**SHORT EXERCISE:** Your task is to copy the listing exactly, with the pictures left out.

**SOURCE RECORDS:**
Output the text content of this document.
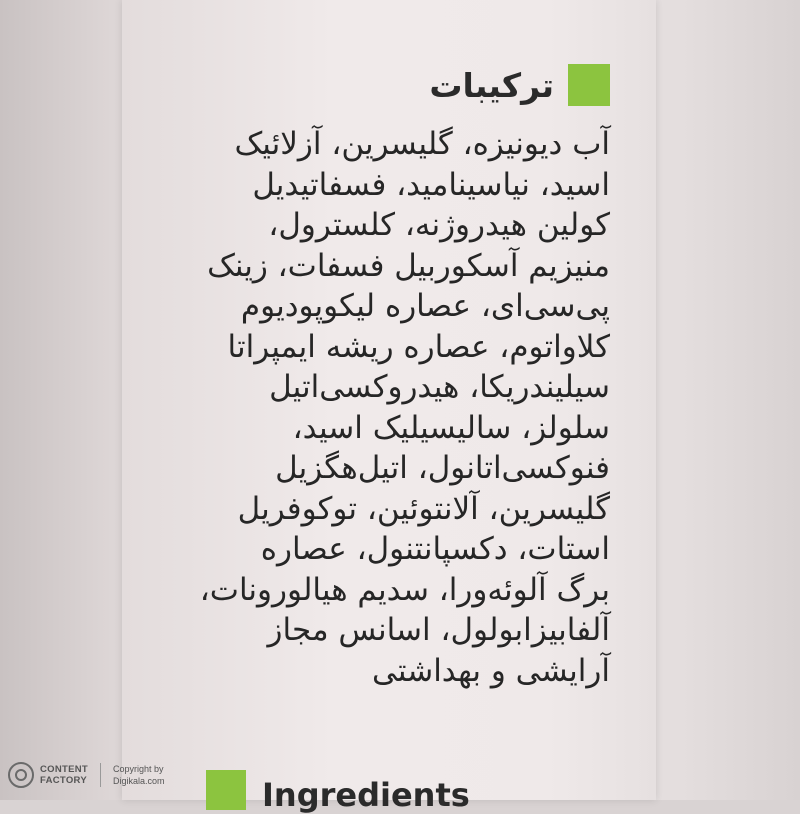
ترکیبات
آب دیونیزه، گلیسرین، آزلائیک
اسید، نیاسینامید، فسفاتیدیل
کولین هیدروژنه، کلسترول،
منیزیم آسکوربیل فسفات، زینک
پی‌سی‌ای، عصاره لیکوپودیوم
کلاواتوم، عصاره ریشه ایمپراتا
سیلیندریکا، هیدروکسی‌اتیل
سلولز، سالیسیلیک اسید،
فنوکسی‌اتانول، اتیل‌هگزیل
گلیسرین، آلانتوئین، توکوفریل
استات، دکسپانتنول، عصاره
برگ آلوئه‌ورا، سدیم هیالورونات،
آلفابیزابولول، اسانس مجاز
آرایشی و بهداشتی
Ingredients
CONTENT
FACTORY
Copyright by
Digikala.com
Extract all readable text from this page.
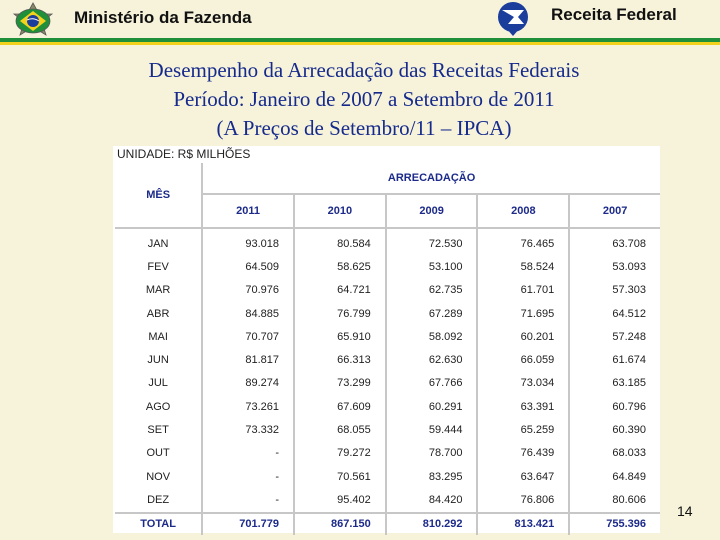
Ministério da Fazenda	Receita Federal
Desempenho da Arrecadação das Receitas Federais
Período: Janeiro de 2007 a Setembro de 2011
(A Preços de Setembro/11 – IPCA)
UNIDADE: R$ MILHÕES
MÊS	ARRECADAÇÃO				
	2011	2010	2009	2008	2007

JAN	93.018	80.584	72.530	76.465	63.708
FEV	64.509	58.625	53.100	58.524	53.093
MAR	70.976	64.721	62.735	61.701	57.303
ABR	84.885	76.799	67.289	71.695	64.512
MAI	70.707	65.910	58.092	60.201	57.248
JUN	81.817	66.313	62.630	66.059	61.674
JUL	89.274	73.299	67.766	73.034	63.185
AGO	73.261	67.609	60.291	63.391	60.796
SET	73.332	68.055	59.444	65.259	60.390
OUT	-	79.272	78.700	76.439	68.033
NOV	-	70.561	83.295	63.647	64.849
DEZ	-	95.402	84.420	76.806	80.606
TOTAL	701.779	867.150	810.292	813.421	755.396
14
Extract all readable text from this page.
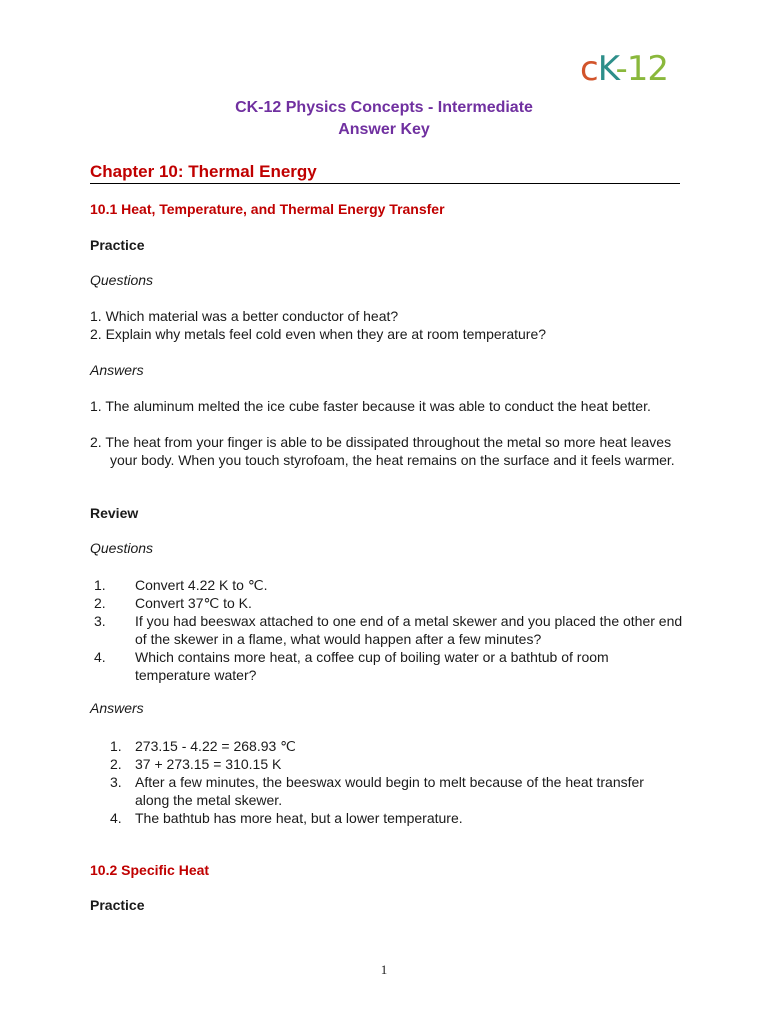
cK-12
CK-12 Physics Concepts - Intermediate
Answer Key
Chapter 10: Thermal Energy
10.1 Heat, Temperature, and Thermal Energy Transfer
Practice
Questions
1. Which material was a better conductor of heat?
2. Explain why metals feel cold even when they are at room temperature?
Answers
1. The aluminum melted the ice cube faster because it was able to conduct the heat better.
2. The heat from your finger is able to be dissipated throughout the metal so more heat leaves your body. When you touch styrofoam, the heat remains on the surface and it feels warmer.
Review
Questions
1. Convert 4.22 K to ℃.
2. Convert 37℃ to K.
3. If you had beeswax attached to one end of a metal skewer and you placed the other end of the skewer in a flame, what would happen after a few minutes?
4. Which contains more heat, a coffee cup of boiling water or a bathtub of room temperature water?
Answers
1. 273.15 - 4.22 = 268.93 ℃
2. 37 + 273.15 = 310.15 K
3. After a few minutes, the beeswax would begin to melt because of the heat transfer along the metal skewer.
4. The bathtub has more heat, but a lower temperature.
10.2 Specific Heat
Practice
1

**ANSWER TO THE EXERCISE:**
Output the text content of this document.
ترکیبات
آب دیونیزه، گلیسرین، آزلائیک
اسید، نیاسینامید، فسفاتیدیل
کولین هیدروژنه، کلسترول،
منیزیم آسکوربیل فسفات، زینک
پی‌سی‌ای، عصاره لیکوپودیوم
کلاواتوم، عصاره ریشه ایمپراتا
سیلیندریکا، هیدروکسی‌اتیل
سلولز، سالیسیلیک اسید،
فنوکسی‌اتانول، اتیل‌هگزیل
گلیسرین، آلانتوئین، توکوفریل
استات، دکسپانتنول، عصاره
برگ آلوئه‌ورا، سدیم هیالورونات،
آلفابیزابولول، اسانس مجاز
آرایشی و بهداشتی
Ingredients
CONTENT
FACTORY
Copyright by
Digikala.com
Extract all readable text from this page.
Ministério da Fazenda	Receita Federal
Desempenho da Arrecadação das Receitas Federais
Período: Janeiro de 2007 a Setembro de 2011
(A Preços de Setembro/11 – IPCA)
UNIDADE: R$ MILHÕES
MÊS	ARRECADAÇÃO				
	2011	2010	2009	2008	2007

JAN	93.018	80.584	72.530	76.465	63.708
FEV	64.509	58.625	53.100	58.524	53.093
MAR	70.976	64.721	62.735	61.701	57.303
ABR	84.885	76.799	67.289	71.695	64.512
MAI	70.707	65.910	58.092	60.201	57.248
JUN	81.817	66.313	62.630	66.059	61.674
JUL	89.274	73.299	67.766	73.034	63.185
AGO	73.261	67.609	60.291	63.391	60.796
SET	73.332	68.055	59.444	65.259	60.390
OUT	-	79.272	78.700	76.439	68.033
NOV	-	70.561	83.295	63.647	64.849
DEZ	-	95.402	84.420	76.806	80.606
TOTAL	701.779	867.150	810.292	813.421	755.396
14
Extract all readable text from this page.
cK-12
CK-12 Physics Concepts - Intermediate
Answer Key
Chapter 10: Thermal Energy
10.1 Heat, Temperature, and Thermal Energy Transfer
Practice
Questions
1. Which material was a better conductor of heat?
2. Explain why metals feel cold even when they are at room temperature?
Answers
1. The aluminum melted the ice cube faster because it was able to conduct the heat better.
2. The heat from your finger is able to be dissipated throughout the metal so more heat leaves your body. When you touch styrofoam, the heat remains on the surface and it feels warmer.
Review
Questions
1. Convert 4.22 K to ℃.
2. Convert 37℃ to K.
3. If you had beeswax attached to one end of a metal skewer and you placed the other end of the skewer in a flame, what would happen after a few minutes?
4. Which contains more heat, a coffee cup of boiling water or a bathtub of room temperature water?
Answers
1. 273.15 - 4.22 = 268.93 ℃
2. 37 + 273.15 = 310.15 K
3. After a few minutes, the beeswax would begin to melt because of the heat transfer along the metal skewer.
4. The bathtub has more heat, but a lower temperature.
10.2 Specific Heat
Practice
1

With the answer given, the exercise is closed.